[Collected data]
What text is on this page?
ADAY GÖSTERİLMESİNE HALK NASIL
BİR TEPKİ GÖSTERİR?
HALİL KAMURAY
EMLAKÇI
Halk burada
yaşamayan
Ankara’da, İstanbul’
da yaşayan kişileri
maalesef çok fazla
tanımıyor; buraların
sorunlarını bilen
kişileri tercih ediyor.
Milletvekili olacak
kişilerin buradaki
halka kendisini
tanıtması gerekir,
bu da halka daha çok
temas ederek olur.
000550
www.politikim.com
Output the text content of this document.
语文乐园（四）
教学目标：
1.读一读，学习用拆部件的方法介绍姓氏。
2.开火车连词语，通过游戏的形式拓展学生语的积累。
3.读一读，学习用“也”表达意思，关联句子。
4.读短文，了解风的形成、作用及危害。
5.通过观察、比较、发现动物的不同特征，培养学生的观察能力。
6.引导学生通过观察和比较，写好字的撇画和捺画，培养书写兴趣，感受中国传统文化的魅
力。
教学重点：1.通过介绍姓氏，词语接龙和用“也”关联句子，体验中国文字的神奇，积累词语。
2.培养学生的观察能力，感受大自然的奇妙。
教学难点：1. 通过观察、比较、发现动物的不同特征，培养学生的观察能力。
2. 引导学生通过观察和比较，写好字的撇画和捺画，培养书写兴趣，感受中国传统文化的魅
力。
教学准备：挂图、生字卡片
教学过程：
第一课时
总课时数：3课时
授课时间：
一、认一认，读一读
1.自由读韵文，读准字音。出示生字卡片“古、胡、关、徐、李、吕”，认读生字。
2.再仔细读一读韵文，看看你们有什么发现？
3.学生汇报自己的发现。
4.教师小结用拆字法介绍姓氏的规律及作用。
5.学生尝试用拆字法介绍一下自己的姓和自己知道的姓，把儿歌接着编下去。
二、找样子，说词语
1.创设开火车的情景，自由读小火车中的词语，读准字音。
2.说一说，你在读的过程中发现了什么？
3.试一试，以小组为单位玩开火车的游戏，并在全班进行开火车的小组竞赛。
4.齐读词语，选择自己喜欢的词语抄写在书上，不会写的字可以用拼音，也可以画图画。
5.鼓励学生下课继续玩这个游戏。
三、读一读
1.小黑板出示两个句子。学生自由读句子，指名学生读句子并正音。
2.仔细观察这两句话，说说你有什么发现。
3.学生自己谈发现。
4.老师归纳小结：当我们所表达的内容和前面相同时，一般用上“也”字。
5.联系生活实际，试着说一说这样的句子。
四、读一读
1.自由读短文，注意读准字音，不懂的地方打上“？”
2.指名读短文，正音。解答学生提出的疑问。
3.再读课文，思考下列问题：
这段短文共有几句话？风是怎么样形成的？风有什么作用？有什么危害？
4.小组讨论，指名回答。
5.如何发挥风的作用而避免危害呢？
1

→ **Given exercise**
The records above should be returned exactly.

→ **The solution**
What text is on this page?
ADAY GÖSTERİLMESİNE HALK NASIL
BİR TEPKİ GÖSTERİR?
HALİL KAMURAY
EMLAKÇI
Halk burada
yaşamayan
Ankara’da, İstanbul’
da yaşayan kişileri
maalesef çok fazla
tanımıyor; buraların
sorunlarını bilen
kişileri tercih ediyor.
Milletvekili olacak
kişilerin buradaki
halka kendisini
tanıtması gerekir,
bu da halka daha çok
temas ederek olur.
000550
www.politikim.com
Output the text content of this document.
语文乐园（四）
教学目标：
1.读一读，学习用拆部件的方法介绍姓氏。
2.开火车连词语，通过游戏的形式拓展学生语的积累。
3.读一读，学习用“也”表达意思，关联句子。
4.读短文，了解风的形成、作用及危害。
5.通过观察、比较、发现动物的不同特征，培养学生的观察能力。
6.引导学生通过观察和比较，写好字的撇画和捺画，培养书写兴趣，感受中国传统文化的魅
力。
教学重点：1.通过介绍姓氏，词语接龙和用“也”关联句子，体验中国文字的神奇，积累词语。
2.培养学生的观察能力，感受大自然的奇妙。
教学难点：1. 通过观察、比较、发现动物的不同特征，培养学生的观察能力。
2. 引导学生通过观察和比较，写好字的撇画和捺画，培养书写兴趣，感受中国传统文化的魅
力。
教学准备：挂图、生字卡片
教学过程：
第一课时
总课时数：3课时
授课时间：
一、认一认，读一读
1.自由读韵文，读准字音。出示生字卡片“古、胡、关、徐、李、吕”，认读生字。
2.再仔细读一读韵文，看看你们有什么发现？
3.学生汇报自己的发现。
4.教师小结用拆字法介绍姓氏的规律及作用。
5.学生尝试用拆字法介绍一下自己的姓和自己知道的姓，把儿歌接着编下去。
二、找样子，说词语
1.创设开火车的情景，自由读小火车中的词语，读准字音。
2.说一说，你在读的过程中发现了什么？
3.试一试，以小组为单位玩开火车的游戏，并在全班进行开火车的小组竞赛。
4.齐读词语，选择自己喜欢的词语抄写在书上，不会写的字可以用拼音，也可以画图画。
5.鼓励学生下课继续玩这个游戏。
三、读一读
1.小黑板出示两个句子。学生自由读句子，指名学生读句子并正音。
2.仔细观察这两句话，说说你有什么发现。
3.学生自己谈发现。
4.老师归纳小结：当我们所表达的内容和前面相同时，一般用上“也”字。
5.联系生活实际，试着说一说这样的句子。
四、读一读
1.自由读短文，注意读准字音，不懂的地方打上“？”
2.指名读短文，正音。解答学生提出的疑问。
3.再读课文，思考下列问题：
这段短文共有几句话？风是怎么样形成的？风有什么作用？有什么危害？
4.小组讨论，指名回答。
5.如何发挥风的作用而避免危害呢？
1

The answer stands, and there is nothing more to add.